Substitute "business days" for every "working days" in the records below, changing nothing else. Leave the pictures out of your answer.

━━━━━━━━━━━━━━━━━━━━

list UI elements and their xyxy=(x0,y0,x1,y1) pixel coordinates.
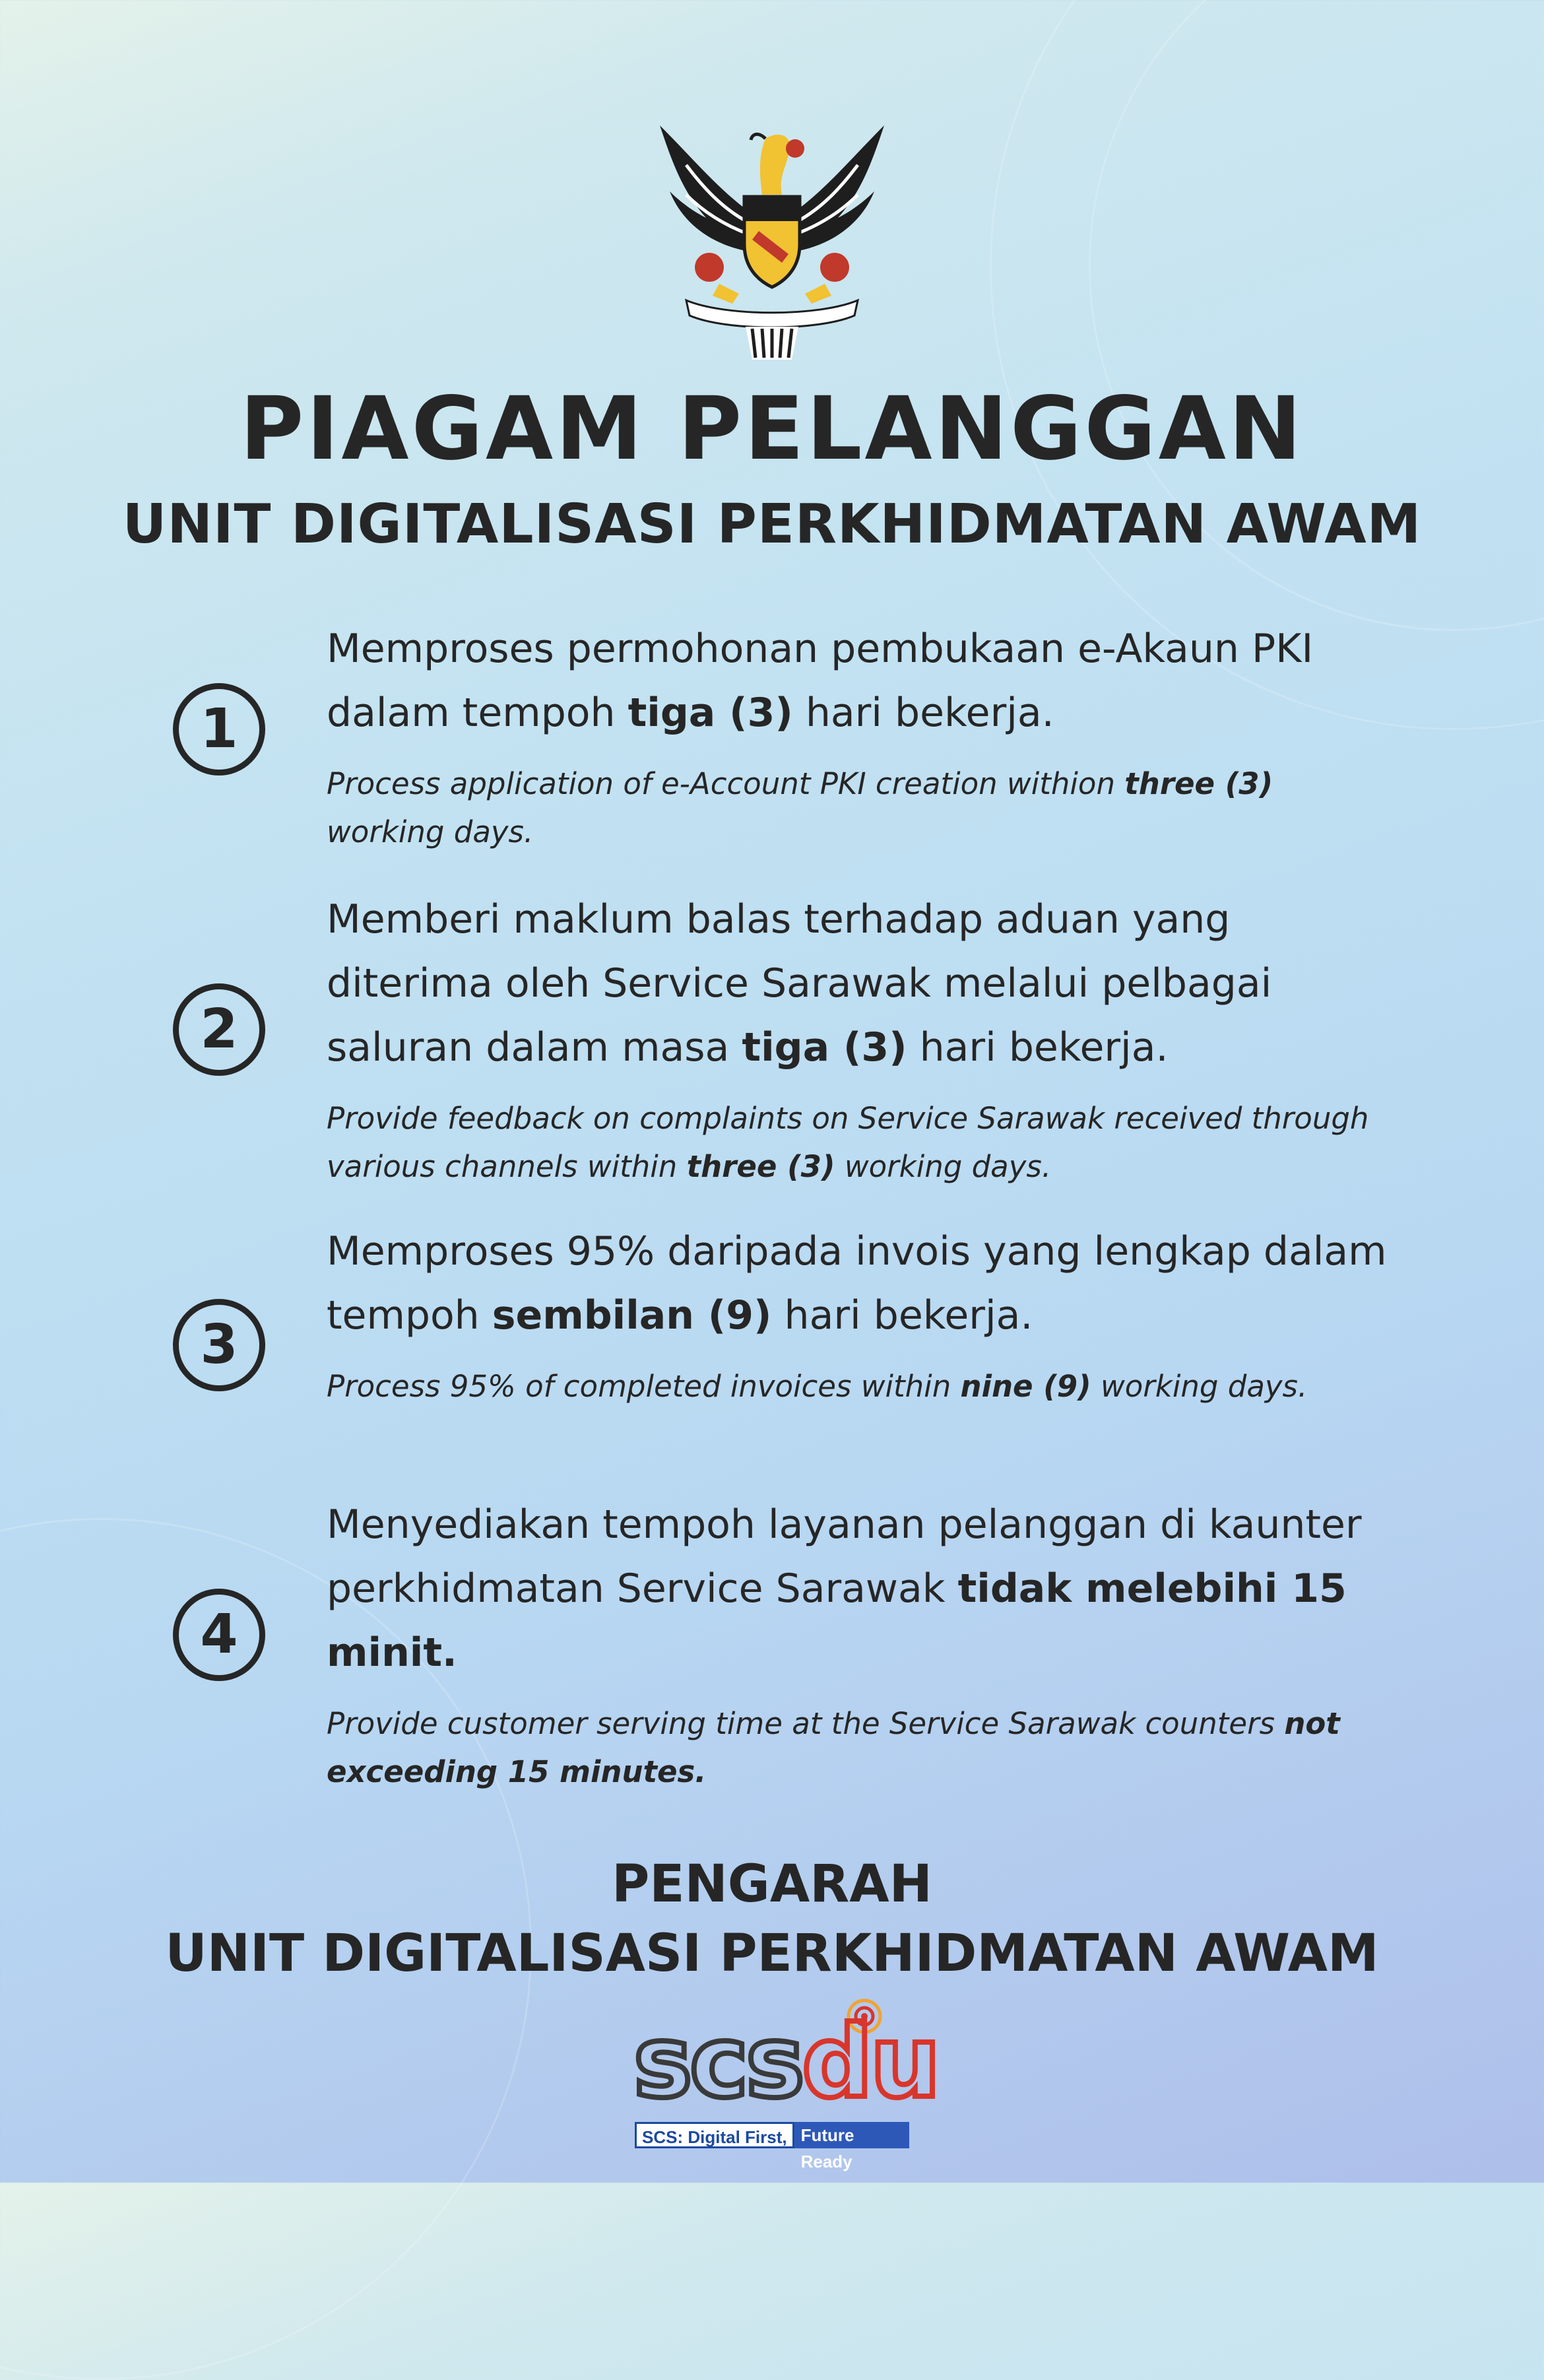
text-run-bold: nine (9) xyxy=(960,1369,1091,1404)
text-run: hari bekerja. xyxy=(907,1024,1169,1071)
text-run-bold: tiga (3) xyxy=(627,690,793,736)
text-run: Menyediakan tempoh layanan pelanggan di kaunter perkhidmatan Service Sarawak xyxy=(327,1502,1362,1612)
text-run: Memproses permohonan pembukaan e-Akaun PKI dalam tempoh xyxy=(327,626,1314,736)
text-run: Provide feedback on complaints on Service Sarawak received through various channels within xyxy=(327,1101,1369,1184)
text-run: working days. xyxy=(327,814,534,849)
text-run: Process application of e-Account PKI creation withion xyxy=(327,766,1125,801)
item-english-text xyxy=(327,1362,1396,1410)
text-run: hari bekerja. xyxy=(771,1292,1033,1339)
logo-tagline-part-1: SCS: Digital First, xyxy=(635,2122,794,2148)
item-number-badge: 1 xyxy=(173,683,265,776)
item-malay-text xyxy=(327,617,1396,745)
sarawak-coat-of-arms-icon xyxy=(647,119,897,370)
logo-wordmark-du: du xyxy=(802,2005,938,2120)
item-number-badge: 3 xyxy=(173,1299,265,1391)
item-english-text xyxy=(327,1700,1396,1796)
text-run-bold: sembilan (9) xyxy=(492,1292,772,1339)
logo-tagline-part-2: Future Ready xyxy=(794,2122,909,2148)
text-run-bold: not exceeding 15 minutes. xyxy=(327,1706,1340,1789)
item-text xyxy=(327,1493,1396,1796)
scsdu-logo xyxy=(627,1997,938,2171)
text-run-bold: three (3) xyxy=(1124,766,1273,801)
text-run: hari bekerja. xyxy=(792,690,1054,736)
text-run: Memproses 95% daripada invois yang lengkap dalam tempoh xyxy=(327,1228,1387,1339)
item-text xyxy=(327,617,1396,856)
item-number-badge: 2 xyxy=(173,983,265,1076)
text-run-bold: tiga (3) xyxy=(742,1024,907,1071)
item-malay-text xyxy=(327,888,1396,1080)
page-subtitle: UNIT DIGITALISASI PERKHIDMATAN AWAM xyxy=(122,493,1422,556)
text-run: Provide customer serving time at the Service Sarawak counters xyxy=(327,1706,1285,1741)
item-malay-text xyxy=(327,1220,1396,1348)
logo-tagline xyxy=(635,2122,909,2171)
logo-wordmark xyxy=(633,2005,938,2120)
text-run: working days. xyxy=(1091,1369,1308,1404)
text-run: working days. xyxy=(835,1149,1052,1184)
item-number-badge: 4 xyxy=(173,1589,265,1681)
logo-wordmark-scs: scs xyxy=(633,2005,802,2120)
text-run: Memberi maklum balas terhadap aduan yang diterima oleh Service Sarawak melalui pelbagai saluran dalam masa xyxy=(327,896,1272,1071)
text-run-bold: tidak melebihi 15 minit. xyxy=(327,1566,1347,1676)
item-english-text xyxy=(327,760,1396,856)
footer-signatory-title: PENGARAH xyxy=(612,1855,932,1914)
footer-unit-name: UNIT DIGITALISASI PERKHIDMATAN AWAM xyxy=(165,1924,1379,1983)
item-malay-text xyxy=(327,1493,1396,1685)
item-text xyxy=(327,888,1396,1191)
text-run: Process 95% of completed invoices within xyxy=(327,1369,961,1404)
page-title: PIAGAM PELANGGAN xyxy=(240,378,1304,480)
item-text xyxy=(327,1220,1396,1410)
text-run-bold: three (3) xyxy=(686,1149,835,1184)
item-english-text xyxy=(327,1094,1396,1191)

━━━━━━━━━━━━━━━━━━━━

THE SOLUTION:
list UI elements and their xyxy=(x0,y0,x1,y1) pixel coordinates.
text-run-bold: nine (9) xyxy=(960,1369,1091,1404)
text-run: hari bekerja. xyxy=(907,1024,1169,1071)
text-run-bold: tiga (3) xyxy=(627,690,793,736)
text-run: Menyediakan tempoh layanan pelanggan di kaunter perkhidmatan Service Sarawak xyxy=(327,1502,1362,1612)
text-run: Memproses permohonan pembukaan e-Akaun PKI dalam tempoh xyxy=(327,626,1314,736)
text-run: Provide feedback on complaints on Service Sarawak received through various channels within xyxy=(327,1101,1369,1184)
text-run: business days. xyxy=(327,814,534,849)
text-run: Process application of e-Account PKI creation withion xyxy=(327,766,1125,801)
item-english-text xyxy=(327,1362,1396,1410)
text-run: hari bekerja. xyxy=(771,1292,1033,1339)
logo-tagline-part-1: SCS: Digital First, xyxy=(635,2122,794,2148)
item-number-badge: 1 xyxy=(173,683,265,776)
item-malay-text xyxy=(327,617,1396,745)
sarawak-coat-of-arms-icon xyxy=(647,119,897,370)
logo-wordmark-du: du xyxy=(802,2005,938,2120)
item-number-badge: 3 xyxy=(173,1299,265,1391)
item-english-text xyxy=(327,1700,1396,1796)
text-run-bold: sembilan (9) xyxy=(492,1292,772,1339)
logo-tagline-part-2: Future Ready xyxy=(794,2122,909,2148)
text-run-bold: not exceeding 15 minutes. xyxy=(327,1706,1340,1789)
item-text xyxy=(327,1493,1396,1796)
scsdu-logo xyxy=(627,1997,938,2171)
text-run-bold: three (3) xyxy=(1124,766,1273,801)
text-run: hari bekerja. xyxy=(792,690,1054,736)
text-run: Memproses 95% daripada invois yang lengkap dalam tempoh xyxy=(327,1228,1387,1339)
item-text xyxy=(327,617,1396,856)
item-number-badge: 2 xyxy=(173,983,265,1076)
text-run-bold: tiga (3) xyxy=(742,1024,907,1071)
item-malay-text xyxy=(327,888,1396,1080)
page-subtitle: UNIT DIGITALISASI PERKHIDMATAN AWAM xyxy=(122,493,1422,556)
text-run: Provide customer serving time at the Service Sarawak counters xyxy=(327,1706,1285,1741)
item-malay-text xyxy=(327,1220,1396,1348)
logo-tagline xyxy=(635,2122,909,2171)
logo-wordmark xyxy=(633,2005,938,2120)
text-run: business days. xyxy=(1091,1369,1308,1404)
text-run: business days. xyxy=(835,1149,1052,1184)
item-number-badge: 4 xyxy=(173,1589,265,1681)
logo-wordmark-scs: scs xyxy=(633,2005,802,2120)
text-run: Memberi maklum balas terhadap aduan yang diterima oleh Service Sarawak melalui pelbagai saluran dalam masa xyxy=(327,896,1272,1071)
text-run-bold: tidak melebihi 15 minit. xyxy=(327,1566,1347,1676)
item-english-text xyxy=(327,760,1396,856)
footer-signatory-title: PENGARAH xyxy=(612,1855,932,1914)
footer-unit-name: UNIT DIGITALISASI PERKHIDMATAN AWAM xyxy=(165,1924,1379,1983)
item-malay-text xyxy=(327,1493,1396,1685)
item-text xyxy=(327,888,1396,1191)
text-run: Process 95% of completed invoices within xyxy=(327,1369,961,1404)
page-title: PIAGAM PELANGGAN xyxy=(240,378,1304,480)
item-text xyxy=(327,1220,1396,1410)
text-run-bold: three (3) xyxy=(686,1149,835,1184)
item-english-text xyxy=(327,1094,1396,1191)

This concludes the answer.